AIM: Turn every line of the material below into a Markdown table with the columns Row and Line, skipping blank lines. Leave the images out of your table.

RECORDS FOR THE TASK:
◇ ◇ ◇ ◇ ◇ ◇ ◇
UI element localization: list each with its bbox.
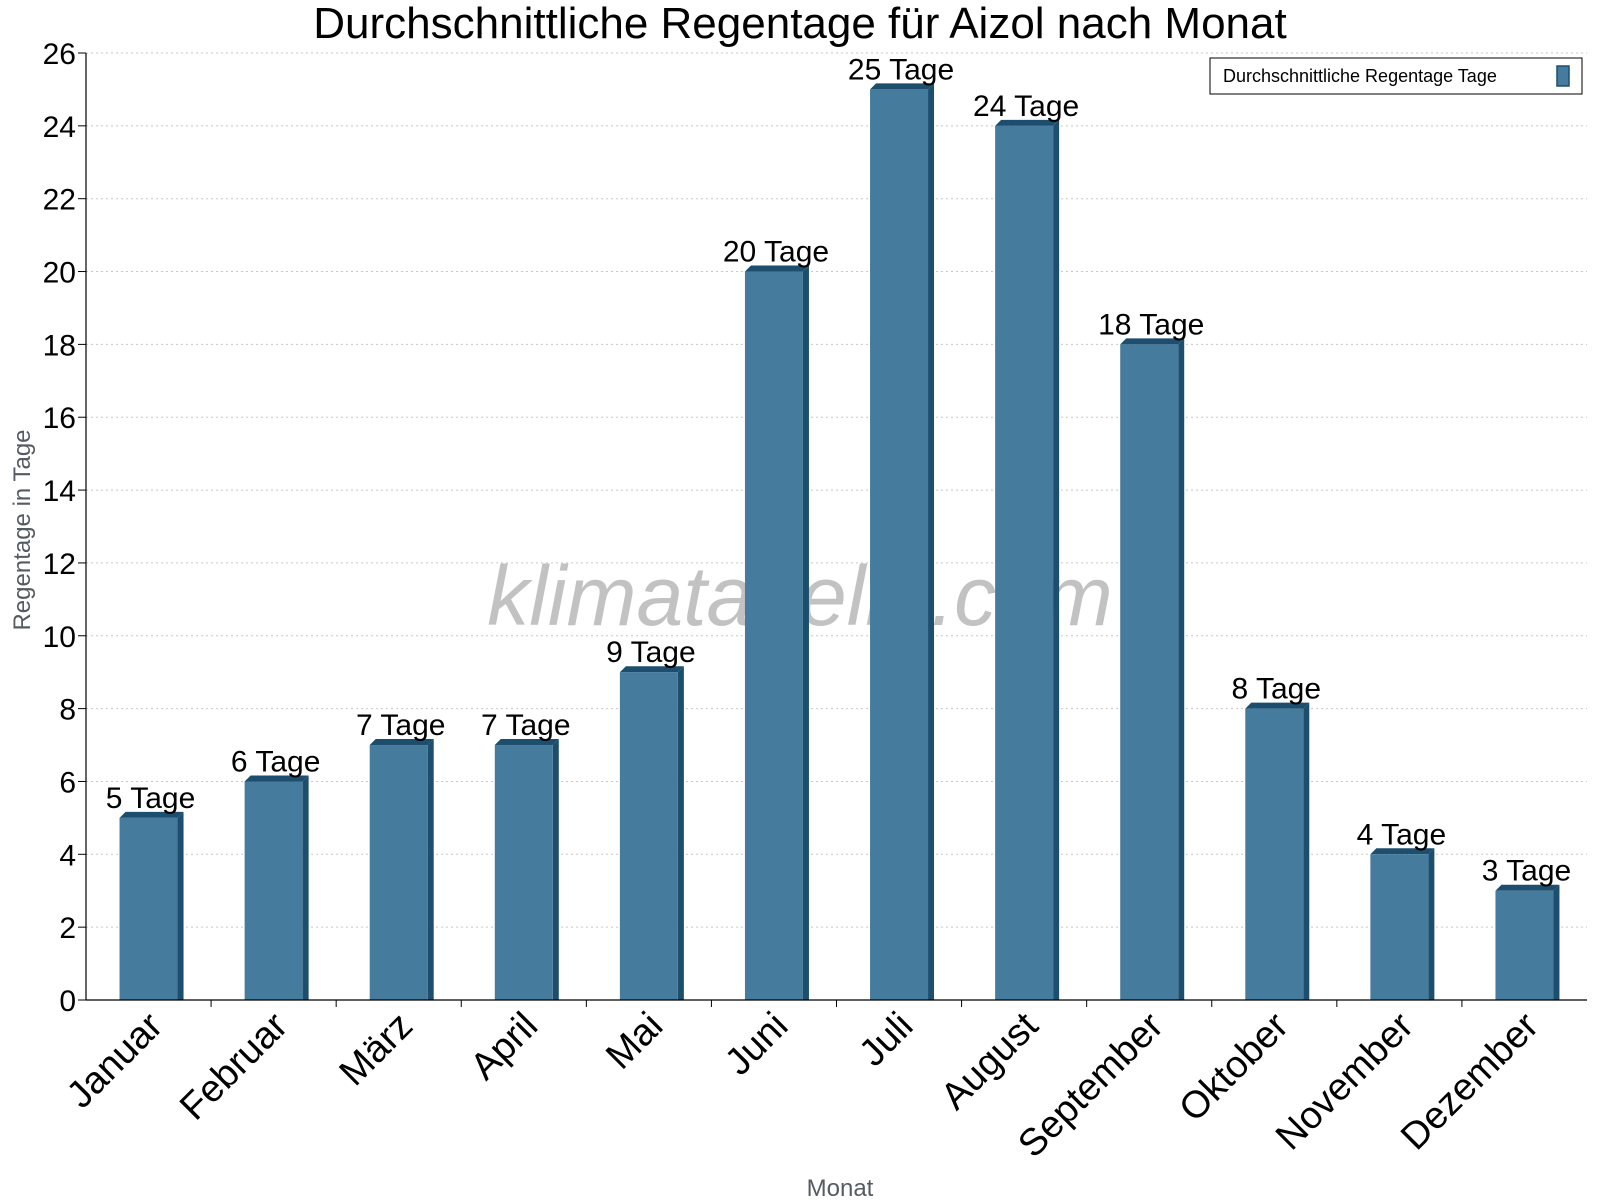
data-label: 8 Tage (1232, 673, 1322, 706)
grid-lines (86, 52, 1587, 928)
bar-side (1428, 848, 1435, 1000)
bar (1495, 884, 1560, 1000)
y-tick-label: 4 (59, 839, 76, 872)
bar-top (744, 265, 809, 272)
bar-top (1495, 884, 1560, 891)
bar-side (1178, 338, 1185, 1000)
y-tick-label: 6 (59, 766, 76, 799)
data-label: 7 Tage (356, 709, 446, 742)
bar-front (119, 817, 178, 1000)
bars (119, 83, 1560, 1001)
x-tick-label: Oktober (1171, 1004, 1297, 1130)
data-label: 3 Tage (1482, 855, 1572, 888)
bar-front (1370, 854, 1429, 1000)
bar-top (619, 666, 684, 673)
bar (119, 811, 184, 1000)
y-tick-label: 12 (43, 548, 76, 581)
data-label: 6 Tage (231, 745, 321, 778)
◇ ◇ ◇ ◇ ◇ ◇ ◇
SOLUTION FOR THIS EXERCISE:
| Row | Line |
|---|---|
| 1 | UI element localization: list each with its bbox. |
| 2 | data-label: 8 Tage (1232, 673, 1322, 706) |
| 3 | grid-lines (86, 52, 1587, 928) |
| 4 | bar-side (1428, 848, 1435, 1000) |
| 5 | bar (1495, 884, 1560, 1000) |
| 6 | y-tick-label: 4 (59, 839, 76, 872) |
| 7 | bar-top (744, 265, 809, 272) |
| 8 | bar-top (1495, 884, 1560, 891) |
| 9 | bar-side (1178, 338, 1185, 1000) |
| 10 | y-tick-label: 6 (59, 766, 76, 799) |
| 11 | data-label: 7 Tage (356, 709, 446, 742) |
| 12 | bar-front (119, 817, 178, 1000) |
| 13 | bars (119, 83, 1560, 1001) |
| 14 | x-tick-label: Oktober (1171, 1004, 1297, 1130) |
| 15 | data-label: 3 Tage (1482, 855, 1572, 888) |
| 16 | bar-front (1370, 854, 1429, 1000) |
| 17 | bar-top (619, 666, 684, 673) |
| 18 | bar (119, 811, 184, 1000) |
| 19 | y-tick-label: 12 (43, 548, 76, 581) |
| 20 | data-label: 6 Tage (231, 745, 321, 778) |